--- STORED DATA ---
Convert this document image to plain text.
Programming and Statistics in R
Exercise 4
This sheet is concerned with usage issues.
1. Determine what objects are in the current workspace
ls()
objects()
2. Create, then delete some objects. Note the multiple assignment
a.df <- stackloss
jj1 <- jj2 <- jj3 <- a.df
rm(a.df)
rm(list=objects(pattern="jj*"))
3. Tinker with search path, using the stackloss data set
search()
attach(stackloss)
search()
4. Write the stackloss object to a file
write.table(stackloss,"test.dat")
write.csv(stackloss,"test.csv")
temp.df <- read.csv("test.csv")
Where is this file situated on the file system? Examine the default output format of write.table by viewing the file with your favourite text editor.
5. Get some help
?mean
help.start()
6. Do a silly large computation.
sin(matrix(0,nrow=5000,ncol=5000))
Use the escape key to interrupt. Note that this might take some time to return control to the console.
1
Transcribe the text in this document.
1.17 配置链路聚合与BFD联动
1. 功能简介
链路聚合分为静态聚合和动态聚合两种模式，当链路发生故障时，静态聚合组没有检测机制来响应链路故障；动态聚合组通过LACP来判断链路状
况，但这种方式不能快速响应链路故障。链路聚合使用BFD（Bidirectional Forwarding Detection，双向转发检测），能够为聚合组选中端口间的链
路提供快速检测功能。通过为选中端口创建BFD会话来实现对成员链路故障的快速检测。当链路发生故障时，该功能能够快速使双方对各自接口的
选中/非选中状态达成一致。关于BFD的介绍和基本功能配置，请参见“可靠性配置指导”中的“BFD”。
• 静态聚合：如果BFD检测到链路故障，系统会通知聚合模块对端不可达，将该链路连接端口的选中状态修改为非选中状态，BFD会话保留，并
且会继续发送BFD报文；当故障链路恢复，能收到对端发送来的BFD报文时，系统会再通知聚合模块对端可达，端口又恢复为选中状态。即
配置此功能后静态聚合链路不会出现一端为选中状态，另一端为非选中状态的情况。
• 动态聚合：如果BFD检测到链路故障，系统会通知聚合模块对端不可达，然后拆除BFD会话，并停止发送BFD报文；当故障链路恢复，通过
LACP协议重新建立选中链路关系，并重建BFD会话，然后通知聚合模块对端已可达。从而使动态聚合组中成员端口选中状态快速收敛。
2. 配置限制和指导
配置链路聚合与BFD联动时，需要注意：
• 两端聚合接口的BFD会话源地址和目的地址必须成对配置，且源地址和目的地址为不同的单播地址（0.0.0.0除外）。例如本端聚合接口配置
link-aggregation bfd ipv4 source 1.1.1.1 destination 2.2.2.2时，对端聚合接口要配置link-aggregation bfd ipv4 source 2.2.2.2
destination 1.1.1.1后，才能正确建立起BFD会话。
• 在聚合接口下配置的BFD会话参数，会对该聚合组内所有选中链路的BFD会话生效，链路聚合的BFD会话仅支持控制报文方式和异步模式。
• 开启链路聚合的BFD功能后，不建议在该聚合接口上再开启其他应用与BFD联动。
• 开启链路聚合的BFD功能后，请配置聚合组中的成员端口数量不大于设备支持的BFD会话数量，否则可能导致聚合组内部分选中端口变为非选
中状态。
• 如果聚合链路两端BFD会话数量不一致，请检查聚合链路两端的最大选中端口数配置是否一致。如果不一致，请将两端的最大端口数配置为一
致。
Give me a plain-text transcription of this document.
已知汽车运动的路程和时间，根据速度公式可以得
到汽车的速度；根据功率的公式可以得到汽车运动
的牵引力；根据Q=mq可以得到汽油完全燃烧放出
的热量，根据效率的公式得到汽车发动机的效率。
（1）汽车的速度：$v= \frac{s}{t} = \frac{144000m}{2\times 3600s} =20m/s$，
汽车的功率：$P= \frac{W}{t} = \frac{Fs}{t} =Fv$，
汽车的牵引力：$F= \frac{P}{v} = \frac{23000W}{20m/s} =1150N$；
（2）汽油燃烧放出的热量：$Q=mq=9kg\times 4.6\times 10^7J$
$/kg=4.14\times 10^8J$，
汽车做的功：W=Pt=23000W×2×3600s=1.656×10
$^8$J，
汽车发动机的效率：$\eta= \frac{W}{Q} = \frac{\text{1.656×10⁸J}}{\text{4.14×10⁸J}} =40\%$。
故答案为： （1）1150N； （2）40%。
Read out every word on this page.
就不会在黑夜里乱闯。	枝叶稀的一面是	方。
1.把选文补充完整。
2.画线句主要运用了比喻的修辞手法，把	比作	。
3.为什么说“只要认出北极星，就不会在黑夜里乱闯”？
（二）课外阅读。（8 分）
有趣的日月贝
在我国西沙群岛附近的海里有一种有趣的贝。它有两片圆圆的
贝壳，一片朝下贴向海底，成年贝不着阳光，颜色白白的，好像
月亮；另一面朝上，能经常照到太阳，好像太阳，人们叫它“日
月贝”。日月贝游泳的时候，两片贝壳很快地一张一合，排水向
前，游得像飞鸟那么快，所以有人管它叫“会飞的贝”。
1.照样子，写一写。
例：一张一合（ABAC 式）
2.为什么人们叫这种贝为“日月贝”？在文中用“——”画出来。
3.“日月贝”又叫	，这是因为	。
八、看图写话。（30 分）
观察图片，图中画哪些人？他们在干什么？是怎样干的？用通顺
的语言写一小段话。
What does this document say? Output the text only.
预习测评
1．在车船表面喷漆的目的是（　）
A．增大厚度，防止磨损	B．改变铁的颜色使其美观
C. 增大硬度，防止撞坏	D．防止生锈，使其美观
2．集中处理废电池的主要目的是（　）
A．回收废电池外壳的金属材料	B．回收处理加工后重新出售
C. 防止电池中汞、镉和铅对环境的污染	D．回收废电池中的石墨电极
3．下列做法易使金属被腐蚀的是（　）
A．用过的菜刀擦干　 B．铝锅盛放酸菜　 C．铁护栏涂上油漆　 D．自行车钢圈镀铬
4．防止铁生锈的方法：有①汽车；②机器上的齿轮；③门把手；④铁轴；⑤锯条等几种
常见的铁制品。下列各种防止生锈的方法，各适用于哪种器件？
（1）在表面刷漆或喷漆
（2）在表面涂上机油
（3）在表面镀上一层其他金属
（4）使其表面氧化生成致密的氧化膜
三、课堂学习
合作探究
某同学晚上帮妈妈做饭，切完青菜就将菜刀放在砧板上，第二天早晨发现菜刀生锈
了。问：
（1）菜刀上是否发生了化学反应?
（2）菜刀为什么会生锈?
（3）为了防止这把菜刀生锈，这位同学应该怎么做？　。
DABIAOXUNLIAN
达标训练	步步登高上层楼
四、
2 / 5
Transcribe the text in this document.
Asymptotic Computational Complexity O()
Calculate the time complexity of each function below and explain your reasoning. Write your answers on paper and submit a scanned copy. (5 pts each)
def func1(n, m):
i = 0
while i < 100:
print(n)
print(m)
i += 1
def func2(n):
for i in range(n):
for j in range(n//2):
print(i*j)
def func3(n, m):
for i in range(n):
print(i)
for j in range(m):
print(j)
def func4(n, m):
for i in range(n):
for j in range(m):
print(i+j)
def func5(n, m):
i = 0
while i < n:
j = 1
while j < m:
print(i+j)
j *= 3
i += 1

--- WHAT TO WORK ON ---
Find and copy each line above that includes the string "destination".

--- REPLY TO THE EXERCISE ---
link-aggregation bfd ipv4 source 1.1.1.1 destination 2.2.2.2时，对端聚合接口要配置link-aggregation bfd ipv4 source 2.2.2.2
destination 1.1.1.1后，才能正确建立起BFD会话。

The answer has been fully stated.